GOAL:
Note each line that includes the word "люди". Copy those lines.

SOURCE DATA:
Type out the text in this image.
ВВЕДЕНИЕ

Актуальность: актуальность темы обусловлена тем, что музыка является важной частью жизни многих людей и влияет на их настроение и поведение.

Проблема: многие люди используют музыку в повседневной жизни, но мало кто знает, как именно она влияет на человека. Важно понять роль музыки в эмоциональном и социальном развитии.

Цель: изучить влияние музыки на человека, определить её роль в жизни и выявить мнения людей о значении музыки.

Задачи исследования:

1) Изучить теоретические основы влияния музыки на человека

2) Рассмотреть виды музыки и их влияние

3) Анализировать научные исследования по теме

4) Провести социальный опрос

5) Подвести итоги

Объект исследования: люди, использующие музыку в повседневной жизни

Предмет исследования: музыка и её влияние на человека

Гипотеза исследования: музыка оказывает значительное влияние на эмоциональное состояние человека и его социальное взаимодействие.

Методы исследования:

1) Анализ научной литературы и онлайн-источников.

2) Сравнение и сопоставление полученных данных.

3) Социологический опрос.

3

WRITTEN SOLUTION:
Проблема: многие люди используют музыку в повседневной жизни, но мало кто знает, как именно она влияет на человека. Важно понять роль музыки в эмоциональном и социальном развитии.
Объект исследования: люди, использующие музыку в повседневной жизни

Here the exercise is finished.